— start Exercise input —

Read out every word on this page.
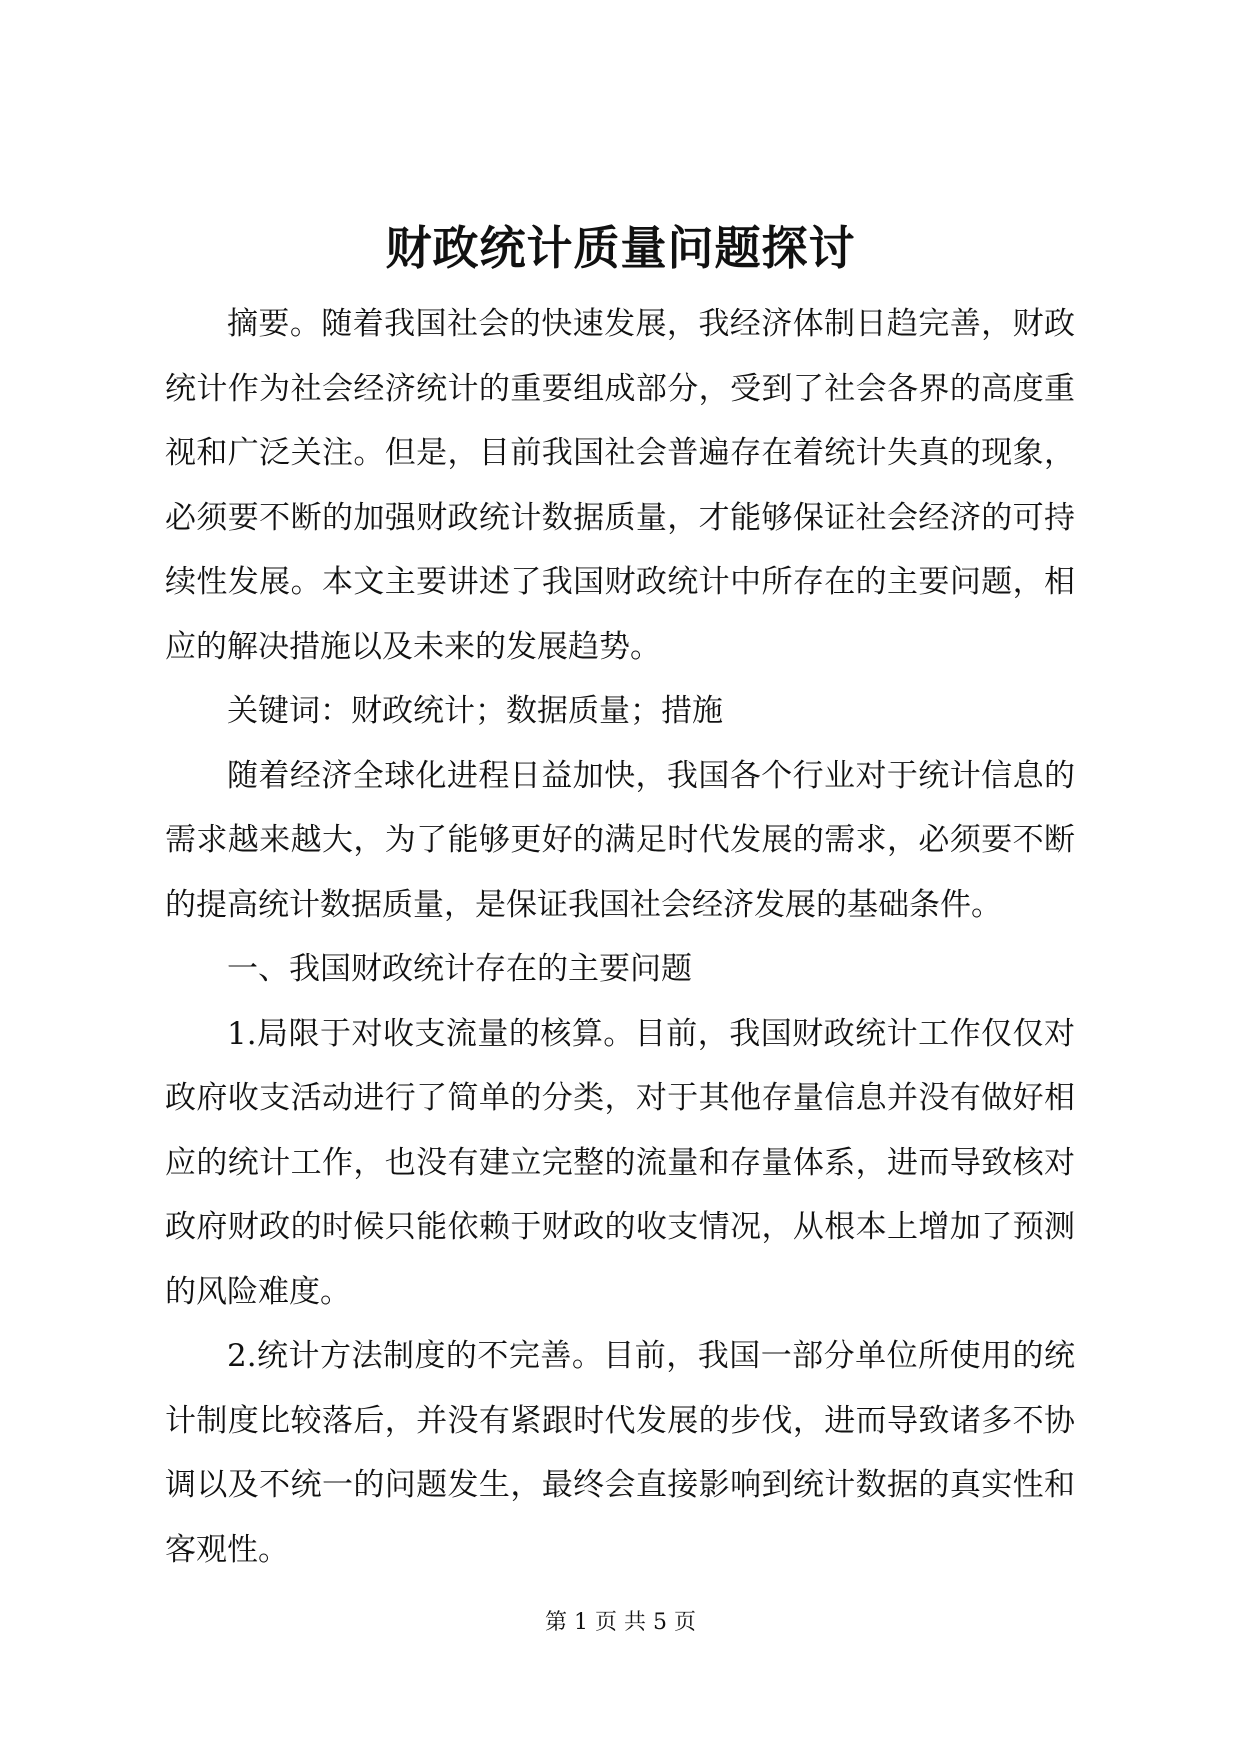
财政统计质量问题探讨

摘要。随着我国社会的快速发展，我经济体制日趋完善，财政统计作为社会经济统计的重要组成部分，受到了社会各界的高度重视和广泛关注。但是，目前我国社会普遍存在着统计失真的现象，必须要不断的加强财政统计数据质量，才能够保证社会经济的可持续性发展。本文主要讲述了我国财政统计中所存在的主要问题，相应的解决措施以及未来的发展趋势。

关键词：财政统计；数据质量；措施

随着经济全球化进程日益加快，我国各个行业对于统计信息的需求越来越大，为了能够更好的满足时代发展的需求，必须要不断的提高统计数据质量，是保证我国社会经济发展的基础条件。

一、我国财政统计存在的主要问题

1.局限于对收支流量的核算。目前，我国财政统计工作仅仅对政府收支活动进行了简单的分类，对于其他存量信息并没有做好相应的统计工作，也没有建立完整的流量和存量体系，进而导致核对政府财政的时候只能依赖于财政的收支情况，从根本上增加了预测的风险难度。

2.统计方法制度的不完善。目前，我国一部分单位所使用的统计制度比较落后，并没有紧跟时代发展的步伐，进而导致诸多不协调以及不统一的问题发生，最终会直接影响到统计数据的真实性和客观性。

第 1 页 共 5 页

— end Exercise input —

_Problem to solve_
Omit the pictures and reproduce the listing exactly.

_Output_
Read out every word on this page.
财政统计质量问题探讨

摘要。随着我国社会的快速发展，我经济体制日趋完善，财政统计作为社会经济统计的重要组成部分，受到了社会各界的高度重视和广泛关注。但是，目前我国社会普遍存在着统计失真的现象，必须要不断的加强财政统计数据质量，才能够保证社会经济的可持续性发展。本文主要讲述了我国财政统计中所存在的主要问题，相应的解决措施以及未来的发展趋势。

关键词：财政统计；数据质量；措施

随着经济全球化进程日益加快，我国各个行业对于统计信息的需求越来越大，为了能够更好的满足时代发展的需求，必须要不断的提高统计数据质量，是保证我国社会经济发展的基础条件。

一、我国财政统计存在的主要问题

1.局限于对收支流量的核算。目前，我国财政统计工作仅仅对政府收支活动进行了简单的分类，对于其他存量信息并没有做好相应的统计工作，也没有建立完整的流量和存量体系，进而导致核对政府财政的时候只能依赖于财政的收支情况，从根本上增加了预测的风险难度。

2.统计方法制度的不完善。目前，我国一部分单位所使用的统计制度比较落后，并没有紧跟时代发展的步伐，进而导致诸多不协调以及不统一的问题发生，最终会直接影响到统计数据的真实性和客观性。

第 1 页 共 5 页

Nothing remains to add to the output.